### Task directions
Where does the string "Корниловъ" appear? Copy every line of the entries below that holds it.

[Collected data]
######

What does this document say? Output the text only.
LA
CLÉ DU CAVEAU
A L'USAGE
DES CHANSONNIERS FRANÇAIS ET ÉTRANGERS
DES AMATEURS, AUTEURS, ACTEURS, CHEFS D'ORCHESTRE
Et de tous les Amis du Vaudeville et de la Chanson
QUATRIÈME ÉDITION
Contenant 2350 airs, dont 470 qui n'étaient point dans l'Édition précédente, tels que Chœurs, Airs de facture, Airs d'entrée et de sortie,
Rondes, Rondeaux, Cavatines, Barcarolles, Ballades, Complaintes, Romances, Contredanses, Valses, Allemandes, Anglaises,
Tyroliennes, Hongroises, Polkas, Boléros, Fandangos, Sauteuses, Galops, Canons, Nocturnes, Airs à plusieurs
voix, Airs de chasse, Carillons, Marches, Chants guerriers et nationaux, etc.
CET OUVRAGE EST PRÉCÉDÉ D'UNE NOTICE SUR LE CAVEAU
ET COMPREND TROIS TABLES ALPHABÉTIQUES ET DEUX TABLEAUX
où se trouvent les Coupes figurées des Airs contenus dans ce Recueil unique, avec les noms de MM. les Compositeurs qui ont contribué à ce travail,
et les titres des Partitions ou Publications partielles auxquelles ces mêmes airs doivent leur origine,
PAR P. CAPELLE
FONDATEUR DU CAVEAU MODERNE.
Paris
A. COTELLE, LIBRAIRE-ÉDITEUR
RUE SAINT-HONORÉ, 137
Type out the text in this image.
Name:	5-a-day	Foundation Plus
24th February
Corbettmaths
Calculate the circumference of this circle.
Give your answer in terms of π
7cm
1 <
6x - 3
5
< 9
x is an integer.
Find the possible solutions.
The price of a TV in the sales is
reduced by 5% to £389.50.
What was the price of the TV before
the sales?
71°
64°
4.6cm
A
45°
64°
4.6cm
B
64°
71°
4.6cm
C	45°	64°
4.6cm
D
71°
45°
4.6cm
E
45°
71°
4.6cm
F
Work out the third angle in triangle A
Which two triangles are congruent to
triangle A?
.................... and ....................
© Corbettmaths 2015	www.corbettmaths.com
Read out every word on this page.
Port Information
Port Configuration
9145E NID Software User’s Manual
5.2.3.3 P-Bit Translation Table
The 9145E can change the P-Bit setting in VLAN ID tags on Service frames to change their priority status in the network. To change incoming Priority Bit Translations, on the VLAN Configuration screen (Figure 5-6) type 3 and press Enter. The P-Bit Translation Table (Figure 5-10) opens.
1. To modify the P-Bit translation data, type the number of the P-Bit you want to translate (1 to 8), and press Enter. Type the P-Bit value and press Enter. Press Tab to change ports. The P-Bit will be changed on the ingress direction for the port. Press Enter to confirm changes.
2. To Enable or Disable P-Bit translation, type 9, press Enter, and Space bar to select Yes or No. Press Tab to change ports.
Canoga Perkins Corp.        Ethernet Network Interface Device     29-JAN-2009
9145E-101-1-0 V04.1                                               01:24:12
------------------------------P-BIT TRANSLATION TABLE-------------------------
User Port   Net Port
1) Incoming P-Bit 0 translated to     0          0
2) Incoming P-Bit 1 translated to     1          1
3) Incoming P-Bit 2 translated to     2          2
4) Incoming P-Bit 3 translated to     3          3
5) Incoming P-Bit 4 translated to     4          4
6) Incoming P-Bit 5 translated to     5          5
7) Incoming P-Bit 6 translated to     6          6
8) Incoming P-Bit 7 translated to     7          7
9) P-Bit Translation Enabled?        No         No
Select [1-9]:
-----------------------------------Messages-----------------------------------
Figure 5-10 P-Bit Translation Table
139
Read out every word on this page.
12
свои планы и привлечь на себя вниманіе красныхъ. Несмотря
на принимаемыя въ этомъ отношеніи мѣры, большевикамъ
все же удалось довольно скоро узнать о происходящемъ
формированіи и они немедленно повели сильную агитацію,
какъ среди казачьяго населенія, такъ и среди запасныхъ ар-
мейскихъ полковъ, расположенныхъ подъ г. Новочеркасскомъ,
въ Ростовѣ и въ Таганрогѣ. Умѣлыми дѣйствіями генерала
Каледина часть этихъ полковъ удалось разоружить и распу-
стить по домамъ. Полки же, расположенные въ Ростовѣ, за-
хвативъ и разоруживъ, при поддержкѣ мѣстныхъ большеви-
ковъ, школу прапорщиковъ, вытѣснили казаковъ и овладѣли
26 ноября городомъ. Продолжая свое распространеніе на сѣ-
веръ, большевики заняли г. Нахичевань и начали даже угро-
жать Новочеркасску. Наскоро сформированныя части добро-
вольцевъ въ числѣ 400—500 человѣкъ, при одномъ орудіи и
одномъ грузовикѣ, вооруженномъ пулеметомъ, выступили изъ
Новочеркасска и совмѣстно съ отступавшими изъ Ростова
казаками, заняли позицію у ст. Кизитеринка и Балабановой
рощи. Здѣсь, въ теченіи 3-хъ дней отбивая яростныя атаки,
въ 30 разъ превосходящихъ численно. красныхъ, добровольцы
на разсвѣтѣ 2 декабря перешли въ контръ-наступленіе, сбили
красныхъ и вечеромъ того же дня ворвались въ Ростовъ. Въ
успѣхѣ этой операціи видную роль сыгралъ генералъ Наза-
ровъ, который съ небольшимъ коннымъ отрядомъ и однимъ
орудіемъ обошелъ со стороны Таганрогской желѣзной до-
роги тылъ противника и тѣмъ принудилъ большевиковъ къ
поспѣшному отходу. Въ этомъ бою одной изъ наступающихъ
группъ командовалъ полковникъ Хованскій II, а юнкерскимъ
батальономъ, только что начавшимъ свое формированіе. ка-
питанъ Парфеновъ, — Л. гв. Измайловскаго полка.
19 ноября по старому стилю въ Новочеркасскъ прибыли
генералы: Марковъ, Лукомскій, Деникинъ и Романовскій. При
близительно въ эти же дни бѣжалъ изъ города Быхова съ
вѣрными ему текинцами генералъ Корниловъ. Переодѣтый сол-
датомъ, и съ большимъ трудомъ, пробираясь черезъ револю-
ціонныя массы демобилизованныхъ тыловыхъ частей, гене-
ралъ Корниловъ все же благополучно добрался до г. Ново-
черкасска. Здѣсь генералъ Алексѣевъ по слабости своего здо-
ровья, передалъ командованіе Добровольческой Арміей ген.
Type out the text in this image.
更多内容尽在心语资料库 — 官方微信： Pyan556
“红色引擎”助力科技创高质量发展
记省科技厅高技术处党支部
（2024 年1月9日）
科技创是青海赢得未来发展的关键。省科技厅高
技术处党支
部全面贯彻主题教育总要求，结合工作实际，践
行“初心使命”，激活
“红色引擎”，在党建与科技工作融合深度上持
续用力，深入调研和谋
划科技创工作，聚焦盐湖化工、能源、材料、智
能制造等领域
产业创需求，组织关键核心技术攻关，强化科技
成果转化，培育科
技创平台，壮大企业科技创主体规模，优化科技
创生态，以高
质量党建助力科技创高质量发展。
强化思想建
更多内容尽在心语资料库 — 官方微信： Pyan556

######

### Exercise output
вѣрными ему текинцами генералъ Корниловъ. Переодѣтый сол-
ралъ Корниловъ все же благополучно добрался до г. Ново-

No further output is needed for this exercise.